- Challenge
Pick every line with "doodles" from the material below.

- Provided information
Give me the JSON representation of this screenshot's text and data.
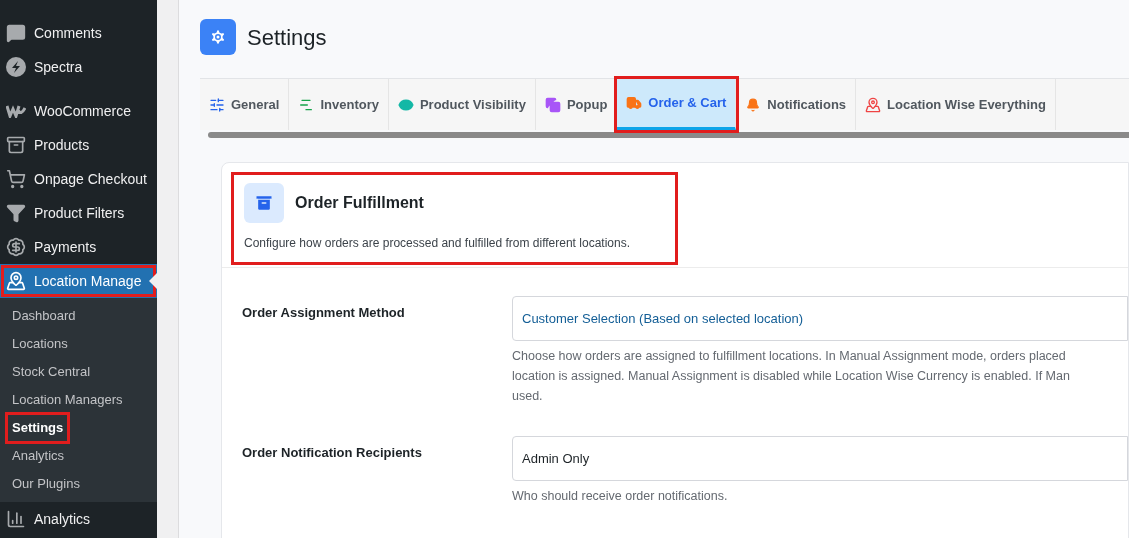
{
  "sidebar": {
    "items": [
      {
        "label": "Comments",
        "kind": "comments",
        "selected": false,
        "highlighted": false
      },
      {
        "label": "Spectra",
        "kind": "spectra",
        "selected": false,
        "highlighted": false
      },
      {
        "label": "WooCommerce",
        "kind": "woo",
        "selected": false,
        "highlighted": false
      },
      {
        "label": "Products",
        "kind": "products",
        "selected": false,
        "highlighted": false
      },
      {
        "label": "Onpage Checkout",
        "kind": "cart",
        "selected": false,
        "highlighted": false
      },
      {
        "label": "Product Filters",
        "kind": "filter",
        "selected": false,
        "highlighted": false
      },
      {
        "label": "Payments",
        "kind": "payments",
        "selected": false,
        "highlighted": false
      },
      {
        "label": "Location Manage",
        "kind": "map",
        "selected": true,
        "highlighted": true,
        "children": [
          {
            "label": "Dashboard",
            "selected": false,
            "highlighted": false
          },
          {
            "label": "Locations",
            "selected": false,
            "highlighted": false
          },
          {
            "label": "Stock Central",
            "selected": false,
            "highlighted": false
          },
          {
            "label": "Location Managers",
            "selected": false,
            "highlighted": false
          },
          {
            "label": "Settings",
            "selected": true,
            "highlighted": true
          },
          {
            "label": "Analytics",
            "selected": false,
            "highlighted": false
          },
          {
            "label": "Our Plugins",
            "selected": false,
            "highlighted": false
          }
        ]
      },
      {
        "label": "Analytics",
        "kind": "chart",
        "selected": false,
        "highlighted": false
      }
    ]
  },
  "page": {
    "title": "Settings"
  },
  "tabs": [
    {
      "label": "General",
      "kind": "sliders",
      "color": "#2563eb",
      "selected": false,
      "highlighted": false
    },
    {
      "label": "Inventory",
      "kind": "inventory",
      "color": "#16a34a",
      "selected": false,
      "highlighted": false
    },
    {
      "label": "Product Visibility",
      "kind": "eye",
      "color": "#14b8a6",
      "selected": false,
      "highlighted": false
    },
    {
      "label": "Popup",
      "kind": "popup",
      "color": "#a855f7",
      "selected": false,
      "highlighted": false
    },
    {
      "label": "Order & Cart",
      "kind": "truck",
      "color": "#f97316",
      "selected": true,
      "highlighted": true
    },
    {
      "label": "Notifications",
      "kind": "bell",
      "color": "#f97316",
      "selected": false,
      "highlighted": false
    },
    {
      "label": "Location Wise Everything",
      "kind": "mappin",
      "color": "#ef4444",
      "selected": false,
      "highlighted": false
    }
  ],
  "section": {
    "title": "Order Fulfillment",
    "description": "Configure how orders are processed and fulfilled from different locations.",
    "highlighted": true,
    "fields": [
      {
        "label": "Order Assignment Method",
        "value": "Customer Selection (Based on selected location)",
        "help": [
          "Choose how orders are assigned to fulfillment locations. In Manual Assignment mode, orders placed",
          "location is assigned. Manual Assignment is disabled while Location Wise Currency is enabled. If Man",
          "used."
        ]
      },
      {
        "label": "Order Notification Recipients",
        "value": "Admin Only",
        "help": [
          "Who should receive order notifications."
        ]
      }
    ]
  }
}
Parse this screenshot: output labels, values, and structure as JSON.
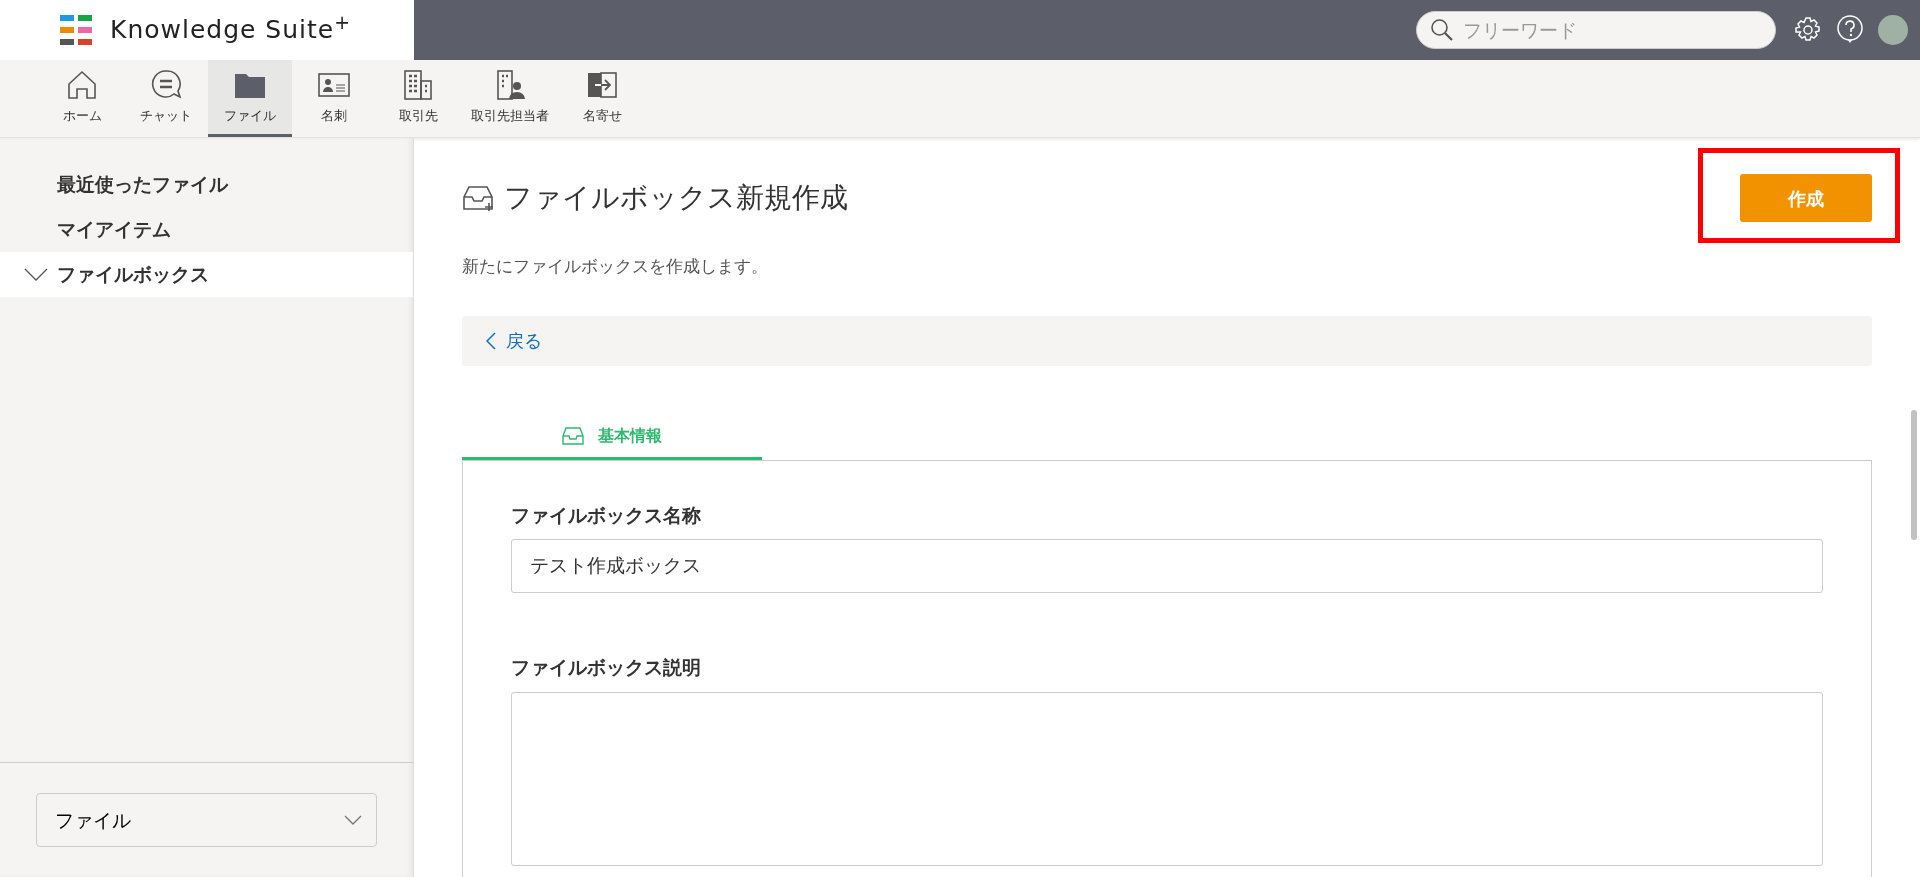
{
  "header": {
    "logo": "Knowledge Suite",
    "logo_mark": "+",
    "search": {
      "placeholder": "フリーワード"
    }
  },
  "toolbar": [
    {
      "label": "ホーム",
      "kind": "home",
      "selected": false
    },
    {
      "label": "チャット",
      "kind": "chat",
      "selected": false
    },
    {
      "label": "ファイル",
      "kind": "folder",
      "selected": true
    },
    {
      "label": "名刺",
      "kind": "card",
      "selected": false
    },
    {
      "label": "取引先",
      "kind": "building",
      "selected": false
    },
    {
      "label": "取引先担当者",
      "kind": "contact",
      "selected": false
    },
    {
      "label": "名寄せ",
      "kind": "merge",
      "selected": false
    }
  ],
  "sidebar": {
    "items": [
      {
        "label": "最近使ったファイル",
        "kind": "link",
        "selected": false
      },
      {
        "label": "マイアイテム",
        "kind": "link",
        "selected": false
      },
      {
        "label": "ファイルボックス",
        "kind": "group",
        "expanded": true,
        "selected": true
      }
    ],
    "select": {
      "value": "ファイル"
    }
  },
  "page": {
    "title": "ファイルボックス新規作成",
    "create_button": "作成",
    "description": "新たにファイルボックスを作成します。",
    "back_link": "戻る",
    "tabs": [
      {
        "label": "基本情報",
        "selected": true
      }
    ],
    "fields": [
      {
        "label": "ファイルボックス名称",
        "kind": "text",
        "value": "テスト作成ボックス"
      },
      {
        "label": "ファイルボックス説明",
        "kind": "textarea"
      }
    ]
  }
}
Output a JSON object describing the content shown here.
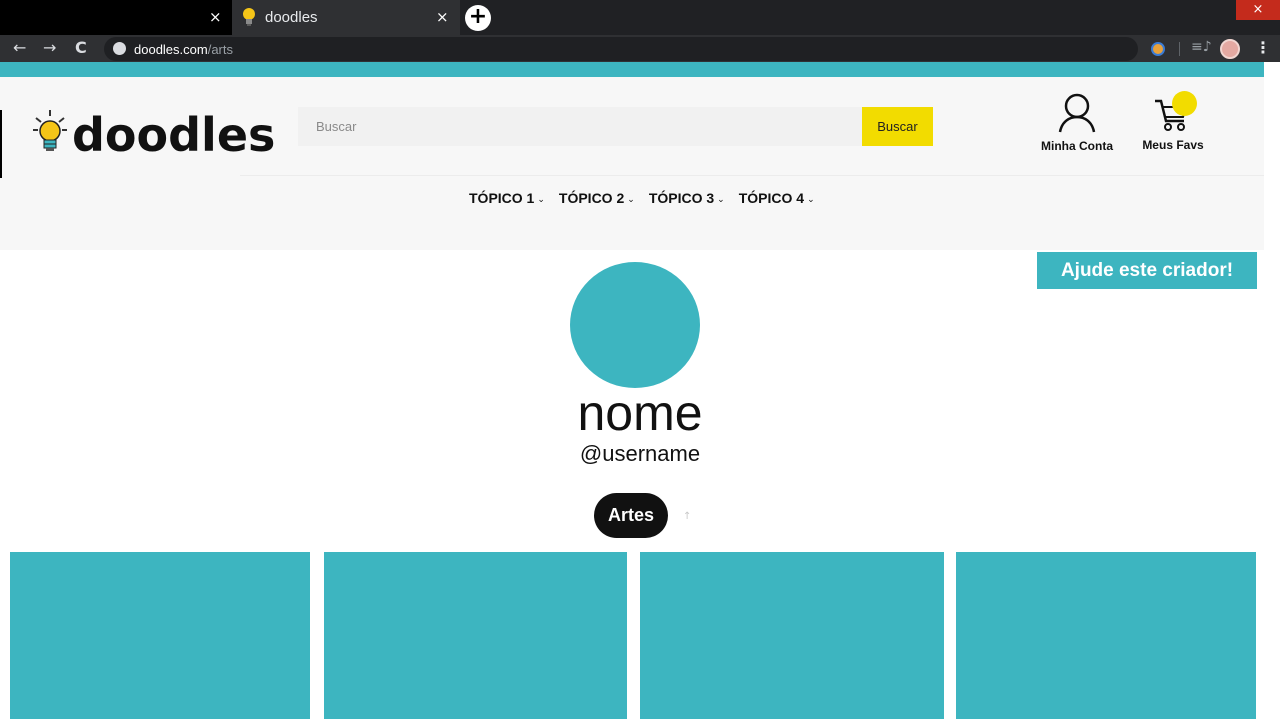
{
  "browser": {
    "prev_tab_close": "×",
    "tab_title": "doodles",
    "tab_close": "×",
    "new_tab": "+",
    "window_close": "×",
    "url_host": "doodles.com",
    "url_path": "/arts",
    "nav": {
      "back": "←",
      "forward": "→",
      "reload": "C"
    },
    "menu": "⋮",
    "queue": "≡♪"
  },
  "site": {
    "logo_text": "doodles",
    "search": {
      "placeholder": "Buscar",
      "button_label": "Buscar"
    },
    "account_label": "Minha Conta",
    "favs_label": "Meus Favs",
    "topics": [
      "TÓPICO 1",
      "TÓPICO 2",
      "TÓPICO 3",
      "TÓPICO 4"
    ],
    "chevron": "⌄"
  },
  "profile": {
    "support_label": "Ajude este criador!",
    "name": "nome",
    "username": "@username",
    "tab_label": "Artes",
    "sort_glyph": "↑"
  },
  "colors": {
    "accent": "#3db5c0",
    "highlight": "#f2dc00",
    "dark": "#111111"
  },
  "gallery": {
    "card_count": 4
  }
}
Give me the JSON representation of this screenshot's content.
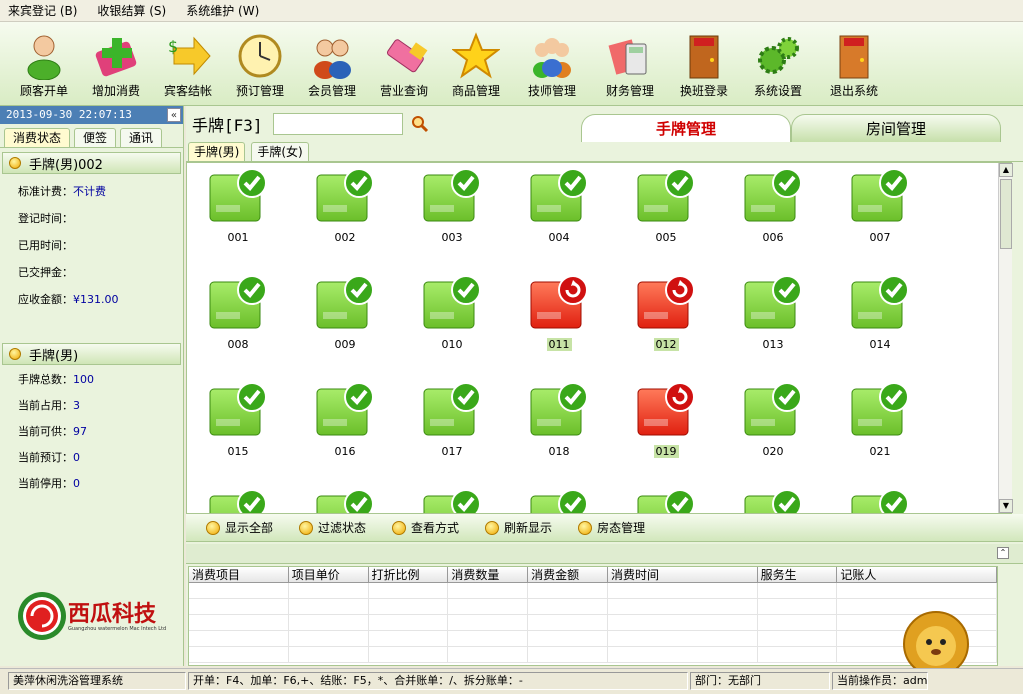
{
  "menu": [
    "来宾登记 (B)",
    "收银结算 (S)",
    "系统维护 (W)"
  ],
  "toolbar": [
    {
      "label": "顾客开单",
      "icon": "person-icon"
    },
    {
      "label": "增加消费",
      "icon": "add-cross-icon"
    },
    {
      "label": "宾客结帐",
      "icon": "money-arrow-icon"
    },
    {
      "label": "预订管理",
      "icon": "clock-icon"
    },
    {
      "label": "会员管理",
      "icon": "members-icon"
    },
    {
      "label": "营业查询",
      "icon": "eraser-icon"
    },
    {
      "label": "商品管理",
      "icon": "star-icon"
    },
    {
      "label": "技师管理",
      "icon": "group-icon"
    },
    {
      "label": "财务管理",
      "icon": "calculator-icon"
    },
    {
      "label": "换班登录",
      "icon": "exit-door-icon"
    },
    {
      "label": "系统设置",
      "icon": "gears-icon"
    },
    {
      "label": "退出系统",
      "icon": "exit-door2-icon"
    }
  ],
  "left": {
    "datetime": "2013-09-30  22:07:13",
    "collapse": "«",
    "tabs": [
      "消费状态",
      "便签",
      "通讯"
    ],
    "section1": {
      "title": "手牌(男)002",
      "rows": [
        {
          "label": "标准计费：",
          "value": "不计费"
        },
        {
          "label": "登记时间：",
          "value": ""
        },
        {
          "label": "已用时间：",
          "value": ""
        },
        {
          "label": "已交押金：",
          "value": ""
        },
        {
          "label": "应收金额：",
          "value": "¥131.00"
        }
      ]
    },
    "section2": {
      "title": "手牌(男)",
      "rows": [
        {
          "label": "手牌总数：",
          "value": "100"
        },
        {
          "label": "当前占用：",
          "value": "3"
        },
        {
          "label": "当前可供：",
          "value": "97"
        },
        {
          "label": "当前预订：",
          "value": "0"
        },
        {
          "label": "当前停用：",
          "value": "0"
        }
      ]
    },
    "logo_text": "西瓜科技",
    "logo_sub": "Guangzhou watermelon Mac Intech Ltd"
  },
  "main": {
    "title": "手牌[F3]",
    "search_value": "",
    "tab_active": "手牌管理",
    "tab_inactive": "房间管理",
    "subtabs": [
      "手牌(男)",
      "手牌(女)"
    ],
    "tiles": [
      {
        "n": "001",
        "s": "free"
      },
      {
        "n": "002",
        "s": "free"
      },
      {
        "n": "003",
        "s": "free"
      },
      {
        "n": "004",
        "s": "free"
      },
      {
        "n": "005",
        "s": "free"
      },
      {
        "n": "006",
        "s": "free"
      },
      {
        "n": "007",
        "s": "free"
      },
      {
        "n": "008",
        "s": "free"
      },
      {
        "n": "009",
        "s": "free"
      },
      {
        "n": "010",
        "s": "free"
      },
      {
        "n": "011",
        "s": "busy"
      },
      {
        "n": "012",
        "s": "busy"
      },
      {
        "n": "013",
        "s": "free"
      },
      {
        "n": "014",
        "s": "free"
      },
      {
        "n": "015",
        "s": "free"
      },
      {
        "n": "016",
        "s": "free"
      },
      {
        "n": "017",
        "s": "free"
      },
      {
        "n": "018",
        "s": "free"
      },
      {
        "n": "019",
        "s": "busy"
      },
      {
        "n": "020",
        "s": "free"
      },
      {
        "n": "021",
        "s": "free"
      },
      {
        "n": "",
        "s": "free"
      },
      {
        "n": "",
        "s": "free"
      },
      {
        "n": "",
        "s": "free"
      },
      {
        "n": "",
        "s": "free"
      },
      {
        "n": "",
        "s": "free"
      },
      {
        "n": "",
        "s": "free"
      },
      {
        "n": "",
        "s": "free"
      }
    ],
    "actions": [
      "显示全部",
      "过滤状态",
      "查看方式",
      "刷新显示",
      "房态管理"
    ],
    "table_headers": [
      "消费项目",
      "项目单价",
      "打折比例",
      "消费数量",
      "消费金额",
      "消费时间",
      "服务生",
      "记账人"
    ]
  },
  "status": {
    "system": "美萍休闲洗浴管理系统",
    "hint": "开单：F4、加单：F6,+、结账：F5，*、合并账单：/、拆分账单：-",
    "dept": "部门：无部门",
    "operator": "当前操作员：admin"
  },
  "colors": {
    "accent_green": "#6bbf2a",
    "busy_red": "#e02010",
    "active_tab_text": "#d00000"
  }
}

- The answer
    "tab_title": "doodles",
    "url_host": "doodles.com",
    "logo_text": "doodles",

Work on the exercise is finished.